# Task
Search the material below for the string "events" and list each line that holds it.

# Figure collection entries
● ● ● ●

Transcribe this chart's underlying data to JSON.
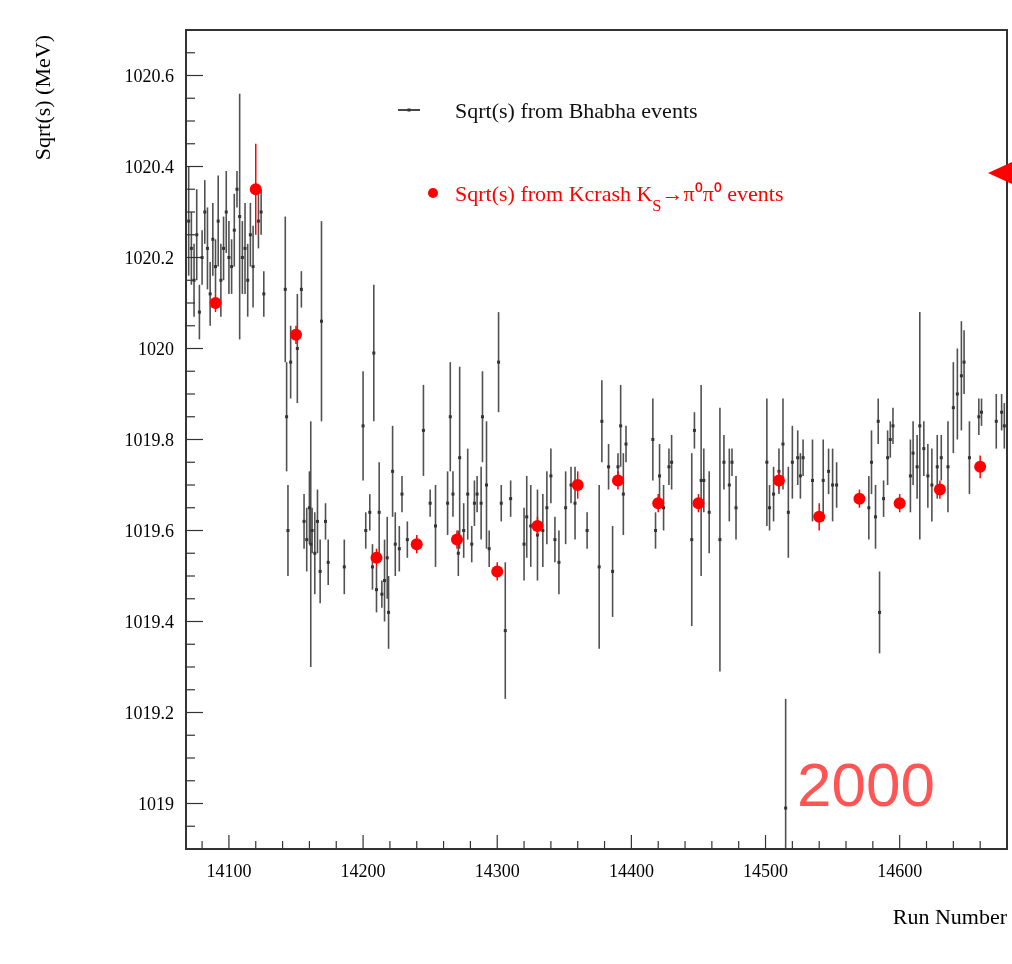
{
  "chart_data": {
    "type": "scatter",
    "xlabel": "Run Number",
    "ylabel": "Sqrt(s) (MeV)",
    "xlim": [
      14068,
      14680
    ],
    "ylim": [
      1018.9,
      1020.7
    ],
    "xticks": [
      {
        "value": 14080,
        "label": null
      },
      14100,
      {
        "value": 14120,
        "label": null
      },
      {
        "value": 14140,
        "label": null
      },
      {
        "value": 14160,
        "label": null
      },
      {
        "value": 14180,
        "label": null
      },
      14200,
      {
        "value": 14220,
        "label": null
      },
      {
        "value": 14240,
        "label": null
      },
      {
        "value": 14260,
        "label": null
      },
      {
        "value": 14280,
        "label": null
      },
      14300,
      {
        "value": 14320,
        "label": null
      },
      {
        "value": 14340,
        "label": null
      },
      {
        "value": 14360,
        "label": null
      },
      {
        "value": 14380,
        "label": null
      },
      14400,
      {
        "value": 14420,
        "label": null
      },
      {
        "value": 14440,
        "label": null
      },
      {
        "value": 14460,
        "label": null
      },
      {
        "value": 14480,
        "label": null
      },
      14500,
      {
        "value": 14520,
        "label": null
      },
      {
        "value": 14540,
        "label": null
      },
      {
        "value": 14560,
        "label": null
      },
      {
        "value": 14580,
        "label": null
      },
      14600,
      {
        "value": 14620,
        "label": null
      },
      {
        "value": 14640,
        "label": null
      },
      {
        "value": 14660,
        "label": null
      }
    ],
    "yticks": [
      {
        "value": 1018.95,
        "label": null
      },
      1019,
      {
        "value": 1019.05,
        "label": null
      },
      {
        "value": 1019.1,
        "label": null
      },
      {
        "value": 1019.15,
        "label": null
      },
      1019.2,
      {
        "value": 1019.25,
        "label": null
      },
      {
        "value": 1019.3,
        "label": null
      },
      {
        "value": 1019.35,
        "label": null
      },
      1019.4,
      {
        "value": 1019.45,
        "label": null
      },
      {
        "value": 1019.5,
        "label": null
      },
      {
        "value": 1019.55,
        "label": null
      },
      1019.6,
      {
        "value": 1019.65,
        "label": null
      },
      {
        "value": 1019.7,
        "label": null
      },
      {
        "value": 1019.75,
        "label": null
      },
      1019.8,
      {
        "value": 1019.85,
        "label": null
      },
      {
        "value": 1019.9,
        "label": null
      },
      {
        "value": 1019.95,
        "label": null
      },
      1020,
      {
        "value": 1020.05,
        "label": null
      },
      {
        "value": 1020.1,
        "label": null
      },
      {
        "value": 1020.15,
        "label": null
      },
      1020.2,
      {
        "value": 1020.25,
        "label": null
      },
      {
        "value": 1020.3,
        "label": null
      },
      {
        "value": 1020.35,
        "label": null
      },
      1020.4,
      {
        "value": 1020.45,
        "label": null
      },
      {
        "value": 1020.5,
        "label": null
      },
      {
        "value": 1020.55,
        "label": null
      },
      1020.6,
      {
        "value": 1020.65,
        "label": null
      }
    ],
    "grid": false,
    "legend": "top right",
    "annotations": [
      "2000"
    ],
    "series": [
      {
        "name": "Sqrt(s) from Bhabha events",
        "color": "#333333",
        "marker": "square",
        "x": [
          14070,
          14072,
          14074,
          14076,
          14078,
          14080,
          14082,
          14084,
          14086,
          14088,
          14090,
          14092,
          14094,
          14096,
          14098,
          14100,
          14102,
          14104,
          14106,
          14108,
          14110,
          14112,
          14114,
          14116,
          14118,
          14122,
          14124,
          14126,
          14142,
          14143,
          14144,
          14146,
          14151,
          14154,
          14156,
          14158,
          14160,
          14161,
          14162,
          14164,
          14166,
          14168,
          14169,
          14172,
          14174,
          14186,
          14200,
          14202,
          14205,
          14207,
          14208,
          14210,
          14212,
          14214,
          14216,
          14218,
          14219,
          14222,
          14224,
          14227,
          14229,
          14233,
          14245,
          14250,
          14254,
          14263,
          14265,
          14267,
          14271,
          14272,
          14275,
          14278,
          14281,
          14283,
          14285,
          14288,
          14289,
          14292,
          14294,
          14301,
          14303,
          14306,
          14310,
          14320,
          14322,
          14325,
          14330,
          14334,
          14337,
          14340,
          14343,
          14346,
          14351,
          14355,
          14358,
          14367,
          14376,
          14378,
          14383,
          14386,
          14390,
          14392,
          14394,
          14396,
          14416,
          14418,
          14421,
          14424,
          14428,
          14430,
          14445,
          14447,
          14452,
          14454,
          14458,
          14466,
          14469,
          14473,
          14475,
          14478,
          14501,
          14503,
          14506,
          14510,
          14513,
          14515,
          14517,
          14520,
          14524,
          14526,
          14528,
          14535,
          14543,
          14547,
          14550,
          14553,
          14577,
          14579,
          14582,
          14584,
          14585,
          14588,
          14591,
          14593,
          14595,
          14608,
          14610,
          14613,
          14615,
          14618,
          14621,
          14624,
          14628,
          14631,
          14636,
          14640,
          14643,
          14646,
          14648,
          14652,
          14659,
          14661,
          14672,
          14676,
          14678
        ],
        "values": [
          1020.28,
          1020.22,
          1020.15,
          1020.25,
          1020.08,
          1020.2,
          1020.3,
          1020.22,
          1020.12,
          1020.24,
          1020.18,
          1020.28,
          1020.15,
          1020.22,
          1020.3,
          1020.2,
          1020.18,
          1020.26,
          1020.35,
          1020.29,
          1020.2,
          1020.22,
          1020.15,
          1020.25,
          1020.18,
          1020.28,
          1020.3,
          1020.12,
          1020.13,
          1019.85,
          1019.6,
          1019.97,
          1020,
          1020.13,
          1019.62,
          1019.58,
          1019.65,
          1019.57,
          1019.6,
          1019.55,
          1019.62,
          1019.51,
          1020.06,
          1019.62,
          1019.53,
          1019.52,
          1019.83,
          1019.6,
          1019.64,
          1019.52,
          1019.99,
          1019.47,
          1019.64,
          1019.46,
          1019.49,
          1019.54,
          1019.42,
          1019.73,
          1019.57,
          1019.56,
          1019.68,
          1019.58,
          1019.82,
          1019.66,
          1019.61,
          1019.66,
          1019.85,
          1019.68,
          1019.55,
          1019.76,
          1019.6,
          1019.68,
          1019.57,
          1019.66,
          1019.68,
          1019.66,
          1019.85,
          1019.7,
          1019.56,
          1019.97,
          1019.66,
          1019.38,
          1019.67,
          1019.57,
          1019.63,
          1019.61,
          1019.59,
          1019.6,
          1019.65,
          1019.72,
          1019.58,
          1019.53,
          1019.65,
          1019.7,
          1019.66,
          1019.6,
          1019.52,
          1019.84,
          1019.74,
          1019.51,
          1019.74,
          1019.83,
          1019.68,
          1019.79,
          1019.8,
          1019.6,
          1019.72,
          1019.65,
          1019.74,
          1019.75,
          1019.58,
          1019.82,
          1019.71,
          1019.71,
          1019.64,
          1019.58,
          1019.75,
          1019.7,
          1019.75,
          1019.65,
          1019.75,
          1019.65,
          1019.68,
          1019.73,
          1019.79,
          1018.99,
          1019.64,
          1019.75,
          1019.76,
          1019.72,
          1019.76,
          1019.71,
          1019.71,
          1019.73,
          1019.7,
          1019.7,
          1019.65,
          1019.75,
          1019.63,
          1019.84,
          1019.42,
          1019.67,
          1019.76,
          1019.8,
          1019.83,
          1019.72,
          1019.77,
          1019.74,
          1019.83,
          1019.78,
          1019.72,
          1019.7,
          1019.74,
          1019.76,
          1019.74,
          1019.87,
          1019.9,
          1019.94,
          1019.97,
          1019.76,
          1019.85,
          1019.86,
          1019.84,
          1019.86,
          1019.83
        ],
        "errors": [
          0.12,
          0.08,
          0.08,
          0.1,
          0.06,
          0.06,
          0.07,
          0.09,
          0.07,
          0.08,
          0.06,
          0.1,
          0.08,
          0.07,
          0.09,
          0.08,
          0.06,
          0.08,
          0.04,
          0.27,
          0.08,
          0.1,
          0.08,
          0.07,
          0.09,
          0.06,
          0.05,
          0.05,
          0.16,
          0.12,
          0.1,
          0.08,
          0.12,
          0.04,
          0.06,
          0.07,
          0.08,
          0.27,
          0.05,
          0.09,
          0.07,
          0.07,
          0.22,
          0.04,
          0.05,
          0.06,
          0.12,
          0.04,
          0.04,
          0.05,
          0.15,
          0.05,
          0.11,
          0.03,
          0.09,
          0.09,
          0.08,
          0.1,
          0.07,
          0.05,
          0.04,
          0.04,
          0.1,
          0.03,
          0.09,
          0.07,
          0.12,
          0.05,
          0.05,
          0.2,
          0.06,
          0.1,
          0.04,
          0.05,
          0.04,
          0.08,
          0.1,
          0.14,
          0.04,
          0.11,
          0.04,
          0.15,
          0.04,
          0.08,
          0.09,
          0.09,
          0.1,
          0.08,
          0.08,
          0.06,
          0.05,
          0.07,
          0.08,
          0.04,
          0.08,
          0.04,
          0.18,
          0.09,
          0.05,
          0.1,
          0.03,
          0.09,
          0.09,
          0.04,
          0.09,
          0.04,
          0.07,
          0.05,
          0.04,
          0.06,
          0.19,
          0.04,
          0.21,
          0.07,
          0.09,
          0.29,
          0.06,
          0.08,
          0.03,
          0.07,
          0.14,
          0.05,
          0.06,
          0.05,
          0.1,
          [
            1018.9,
            1019.23
          ],
          0.1,
          0.08,
          0.06,
          0.05,
          0.04,
          0.09,
          0.09,
          0.05,
          0.08,
          0.05,
          0.07,
          0.07,
          0.07,
          0.05,
          0.09,
          0.04,
          0.06,
          0.04,
          0.04,
          0.08,
          0.07,
          0.07,
          0.25,
          0.06,
          0.07,
          0.08,
          0.07,
          0.05,
          0.1,
          0.1,
          0.1,
          0.12,
          0.07,
          0.08,
          0.04,
          0.03,
          0.06,
          0.04,
          0.05
        ]
      },
      {
        "name": "Sqrt(s) from Kcrash K$_{S}$→π⁰π⁰ events",
        "color": "#ff0000",
        "marker": "circle",
        "x": [
          14090,
          14120,
          14150,
          14210,
          14240,
          14270,
          14300,
          14330,
          14360,
          14390,
          14420,
          14450,
          14510,
          14540,
          14570,
          14600,
          14630,
          14660
        ],
        "values": [
          1020.1,
          1020.35,
          1020.03,
          1019.54,
          1019.57,
          1019.58,
          1019.51,
          1019.61,
          1019.7,
          1019.71,
          1019.66,
          1019.66,
          1019.71,
          1019.63,
          1019.67,
          1019.66,
          1019.69,
          1019.74
        ],
        "errors": [
          0.02,
          0.1,
          0.02,
          0.02,
          0.02,
          0.02,
          0.02,
          0.02,
          0.03,
          0.02,
          0.02,
          0.02,
          0.02,
          0.03,
          0.02,
          0.02,
          0.02,
          0.025
        ]
      }
    ]
  }
}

● ● ● ●

# Solution
        "name": "Sqrt(s) from Bhabha events",
        "name": "Sqrt(s) from Kcrash K$_{S}$→π⁰π⁰ events",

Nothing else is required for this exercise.